[Dataset items]
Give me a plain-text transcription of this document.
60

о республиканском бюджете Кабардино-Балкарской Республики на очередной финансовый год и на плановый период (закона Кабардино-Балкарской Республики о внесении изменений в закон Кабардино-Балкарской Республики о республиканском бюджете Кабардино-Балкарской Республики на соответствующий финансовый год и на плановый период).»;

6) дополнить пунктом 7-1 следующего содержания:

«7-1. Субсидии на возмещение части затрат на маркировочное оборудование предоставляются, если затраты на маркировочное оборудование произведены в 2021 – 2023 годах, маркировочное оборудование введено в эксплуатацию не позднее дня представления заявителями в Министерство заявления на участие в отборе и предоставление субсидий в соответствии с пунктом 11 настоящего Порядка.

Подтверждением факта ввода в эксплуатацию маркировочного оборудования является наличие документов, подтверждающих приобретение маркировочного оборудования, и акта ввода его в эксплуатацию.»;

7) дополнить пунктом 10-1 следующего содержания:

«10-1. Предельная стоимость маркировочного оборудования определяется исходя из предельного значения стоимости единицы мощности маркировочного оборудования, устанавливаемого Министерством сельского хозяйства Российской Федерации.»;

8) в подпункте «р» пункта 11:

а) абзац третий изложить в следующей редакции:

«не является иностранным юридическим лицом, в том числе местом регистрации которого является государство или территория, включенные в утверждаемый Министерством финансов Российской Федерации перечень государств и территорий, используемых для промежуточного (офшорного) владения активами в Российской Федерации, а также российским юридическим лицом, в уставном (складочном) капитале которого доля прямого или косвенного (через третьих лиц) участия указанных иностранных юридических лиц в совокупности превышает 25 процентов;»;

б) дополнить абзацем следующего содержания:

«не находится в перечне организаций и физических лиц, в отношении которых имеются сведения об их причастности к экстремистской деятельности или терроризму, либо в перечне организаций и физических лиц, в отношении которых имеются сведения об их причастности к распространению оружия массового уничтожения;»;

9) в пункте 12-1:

→ Written request
Using the listing above, gather each line that holds the string "следующего" and copy it.

→ Answer to this exercise
6) дополнить пунктом 7-1 следующего содержания:
7) дополнить пунктом 10-1 следующего содержания:
б) дополнить абзацем следующего содержания:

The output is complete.